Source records
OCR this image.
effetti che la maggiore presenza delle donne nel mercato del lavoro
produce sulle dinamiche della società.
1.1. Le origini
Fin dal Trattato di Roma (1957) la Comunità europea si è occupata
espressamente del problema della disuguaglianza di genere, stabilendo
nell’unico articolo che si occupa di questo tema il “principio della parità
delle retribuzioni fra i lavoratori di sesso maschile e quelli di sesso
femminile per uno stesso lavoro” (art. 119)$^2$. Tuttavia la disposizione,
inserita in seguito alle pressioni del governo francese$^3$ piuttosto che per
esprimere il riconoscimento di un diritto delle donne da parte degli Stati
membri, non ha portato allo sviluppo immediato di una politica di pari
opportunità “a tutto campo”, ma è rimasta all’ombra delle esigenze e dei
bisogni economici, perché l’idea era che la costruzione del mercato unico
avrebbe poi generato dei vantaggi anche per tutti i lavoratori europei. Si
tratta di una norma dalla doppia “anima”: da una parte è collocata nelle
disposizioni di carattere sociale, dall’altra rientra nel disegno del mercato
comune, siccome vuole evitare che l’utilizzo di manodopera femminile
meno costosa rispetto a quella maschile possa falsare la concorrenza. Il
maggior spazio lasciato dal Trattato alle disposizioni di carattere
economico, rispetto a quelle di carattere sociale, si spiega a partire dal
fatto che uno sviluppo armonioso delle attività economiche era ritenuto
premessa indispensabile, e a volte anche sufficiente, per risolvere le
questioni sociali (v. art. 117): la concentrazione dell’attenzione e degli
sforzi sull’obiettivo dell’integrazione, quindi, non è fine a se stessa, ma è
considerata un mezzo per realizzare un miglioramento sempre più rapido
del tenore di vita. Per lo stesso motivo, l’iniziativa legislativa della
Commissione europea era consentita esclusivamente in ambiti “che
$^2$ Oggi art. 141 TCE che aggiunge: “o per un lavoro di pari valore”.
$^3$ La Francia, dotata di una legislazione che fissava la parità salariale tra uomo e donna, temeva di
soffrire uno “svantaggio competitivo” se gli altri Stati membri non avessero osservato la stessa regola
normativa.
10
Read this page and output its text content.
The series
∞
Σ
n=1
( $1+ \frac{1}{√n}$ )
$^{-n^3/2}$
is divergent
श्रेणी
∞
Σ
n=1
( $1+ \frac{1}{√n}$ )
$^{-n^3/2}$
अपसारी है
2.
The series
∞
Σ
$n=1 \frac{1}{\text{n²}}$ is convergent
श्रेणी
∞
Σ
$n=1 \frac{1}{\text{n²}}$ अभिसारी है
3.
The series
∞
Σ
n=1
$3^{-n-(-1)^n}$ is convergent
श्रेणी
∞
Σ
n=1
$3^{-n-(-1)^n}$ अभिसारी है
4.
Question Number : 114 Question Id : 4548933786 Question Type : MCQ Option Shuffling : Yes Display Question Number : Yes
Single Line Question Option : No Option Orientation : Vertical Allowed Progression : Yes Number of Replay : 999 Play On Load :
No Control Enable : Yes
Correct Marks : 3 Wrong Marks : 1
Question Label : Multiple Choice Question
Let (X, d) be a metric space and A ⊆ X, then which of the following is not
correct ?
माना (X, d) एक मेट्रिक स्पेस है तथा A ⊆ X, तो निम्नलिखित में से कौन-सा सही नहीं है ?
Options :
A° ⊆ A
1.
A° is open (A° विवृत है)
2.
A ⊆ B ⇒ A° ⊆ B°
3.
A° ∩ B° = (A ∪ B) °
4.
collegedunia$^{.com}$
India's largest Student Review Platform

▶ Aim of the exercise: Restate all of the entries above precisely.

▶ Exercise solution:
OCR this image.
effetti che la maggiore presenza delle donne nel mercato del lavoro
produce sulle dinamiche della società.
1.1. Le origini
Fin dal Trattato di Roma (1957) la Comunità europea si è occupata
espressamente del problema della disuguaglianza di genere, stabilendo
nell’unico articolo che si occupa di questo tema il “principio della parità
delle retribuzioni fra i lavoratori di sesso maschile e quelli di sesso
femminile per uno stesso lavoro” (art. 119)$^2$. Tuttavia la disposizione,
inserita in seguito alle pressioni del governo francese$^3$ piuttosto che per
esprimere il riconoscimento di un diritto delle donne da parte degli Stati
membri, non ha portato allo sviluppo immediato di una politica di pari
opportunità “a tutto campo”, ma è rimasta all’ombra delle esigenze e dei
bisogni economici, perché l’idea era che la costruzione del mercato unico
avrebbe poi generato dei vantaggi anche per tutti i lavoratori europei. Si
tratta di una norma dalla doppia “anima”: da una parte è collocata nelle
disposizioni di carattere sociale, dall’altra rientra nel disegno del mercato
comune, siccome vuole evitare che l’utilizzo di manodopera femminile
meno costosa rispetto a quella maschile possa falsare la concorrenza. Il
maggior spazio lasciato dal Trattato alle disposizioni di carattere
economico, rispetto a quelle di carattere sociale, si spiega a partire dal
fatto che uno sviluppo armonioso delle attività economiche era ritenuto
premessa indispensabile, e a volte anche sufficiente, per risolvere le
questioni sociali (v. art. 117): la concentrazione dell’attenzione e degli
sforzi sull’obiettivo dell’integrazione, quindi, non è fine a se stessa, ma è
considerata un mezzo per realizzare un miglioramento sempre più rapido
del tenore di vita. Per lo stesso motivo, l’iniziativa legislativa della
Commissione europea era consentita esclusivamente in ambiti “che
$^2$ Oggi art. 141 TCE che aggiunge: “o per un lavoro di pari valore”.
$^3$ La Francia, dotata di una legislazione che fissava la parità salariale tra uomo e donna, temeva di
soffrire uno “svantaggio competitivo” se gli altri Stati membri non avessero osservato la stessa regola
normativa.
10
Read this page and output its text content.
The series
∞
Σ
n=1
( $1+ \frac{1}{√n}$ )
$^{-n^3/2}$
is divergent
श्रेणी
∞
Σ
n=1
( $1+ \frac{1}{√n}$ )
$^{-n^3/2}$
अपसारी है
2.
The series
∞
Σ
$n=1 \frac{1}{\text{n²}}$ is convergent
श्रेणी
∞
Σ
$n=1 \frac{1}{\text{n²}}$ अभिसारी है
3.
The series
∞
Σ
n=1
$3^{-n-(-1)^n}$ is convergent
श्रेणी
∞
Σ
n=1
$3^{-n-(-1)^n}$ अभिसारी है
4.
Question Number : 114 Question Id : 4548933786 Question Type : MCQ Option Shuffling : Yes Display Question Number : Yes
Single Line Question Option : No Option Orientation : Vertical Allowed Progression : Yes Number of Replay : 999 Play On Load :
No Control Enable : Yes
Correct Marks : 3 Wrong Marks : 1
Question Label : Multiple Choice Question
Let (X, d) be a metric space and A ⊆ X, then which of the following is not
correct ?
माना (X, d) एक मेट्रिक स्पेस है तथा A ⊆ X, तो निम्नलिखित में से कौन-सा सही नहीं है ?
Options :
A° ⊆ A
1.
A° is open (A° विवृत है)
2.
A ⊆ B ⇒ A° ⊆ B°
3.
A° ∩ B° = (A ∪ B) °
4.
collegedunia$^{.com}$
India's largest Student Review Platform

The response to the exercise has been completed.